--- start Dataset rows ---

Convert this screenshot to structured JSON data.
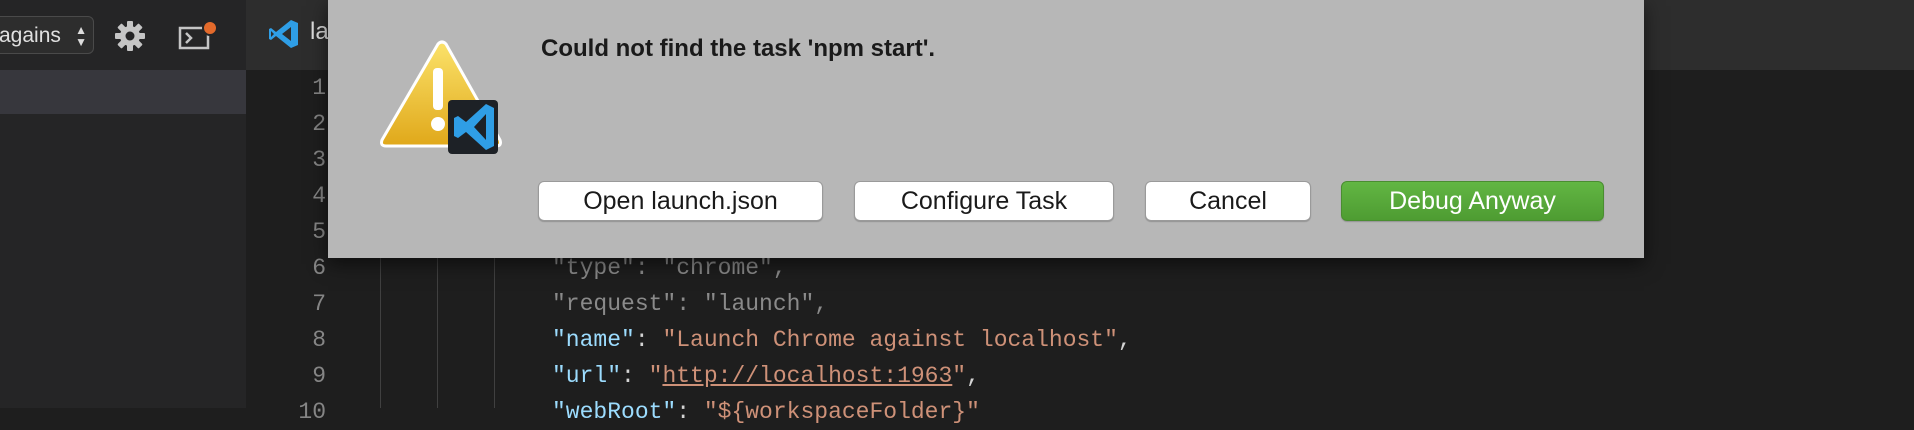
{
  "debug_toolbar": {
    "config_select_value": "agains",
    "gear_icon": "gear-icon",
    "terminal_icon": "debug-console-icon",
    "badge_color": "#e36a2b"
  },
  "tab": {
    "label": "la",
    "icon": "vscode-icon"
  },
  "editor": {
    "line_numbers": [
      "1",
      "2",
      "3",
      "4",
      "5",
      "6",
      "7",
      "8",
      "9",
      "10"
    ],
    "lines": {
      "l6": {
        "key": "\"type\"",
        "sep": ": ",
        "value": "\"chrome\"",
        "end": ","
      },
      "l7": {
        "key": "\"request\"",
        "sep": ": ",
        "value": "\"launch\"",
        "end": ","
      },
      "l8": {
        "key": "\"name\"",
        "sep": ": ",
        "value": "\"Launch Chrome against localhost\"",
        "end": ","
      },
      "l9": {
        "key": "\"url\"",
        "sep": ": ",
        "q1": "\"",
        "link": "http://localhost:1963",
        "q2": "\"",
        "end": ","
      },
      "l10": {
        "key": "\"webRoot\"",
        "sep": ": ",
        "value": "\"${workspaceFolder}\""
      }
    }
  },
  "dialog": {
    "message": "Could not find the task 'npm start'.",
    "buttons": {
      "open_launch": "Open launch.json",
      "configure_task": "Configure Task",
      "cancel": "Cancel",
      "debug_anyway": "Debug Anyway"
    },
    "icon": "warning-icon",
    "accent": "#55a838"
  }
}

--- end Dataset rows ---

◆ **What is being asked**
Above are records to transcribe exactly; leave their pictures out.

◆ **Result for this task**
Convert this screenshot to structured JSON data.
{
  "debug_toolbar": {
    "config_select_value": "agains",
    "gear_icon": "gear-icon",
    "terminal_icon": "debug-console-icon",
    "badge_color": "#e36a2b"
  },
  "tab": {
    "label": "la",
    "icon": "vscode-icon"
  },
  "editor": {
    "line_numbers": [
      "1",
      "2",
      "3",
      "4",
      "5",
      "6",
      "7",
      "8",
      "9",
      "10"
    ],
    "lines": {
      "l6": {
        "key": "\"type\"",
        "sep": ": ",
        "value": "\"chrome\"",
        "end": ","
      },
      "l7": {
        "key": "\"request\"",
        "sep": ": ",
        "value": "\"launch\"",
        "end": ","
      },
      "l8": {
        "key": "\"name\"",
        "sep": ": ",
        "value": "\"Launch Chrome against localhost\"",
        "end": ","
      },
      "l9": {
        "key": "\"url\"",
        "sep": ": ",
        "q1": "\"",
        "link": "http://localhost:1963",
        "q2": "\"",
        "end": ","
      },
      "l10": {
        "key": "\"webRoot\"",
        "sep": ": ",
        "value": "\"${workspaceFolder}\""
      }
    }
  },
  "dialog": {
    "message": "Could not find the task 'npm start'.",
    "buttons": {
      "open_launch": "Open launch.json",
      "configure_task": "Configure Task",
      "cancel": "Cancel",
      "debug_anyway": "Debug Anyway"
    },
    "icon": "warning-icon",
    "accent": "#55a838"
  }
}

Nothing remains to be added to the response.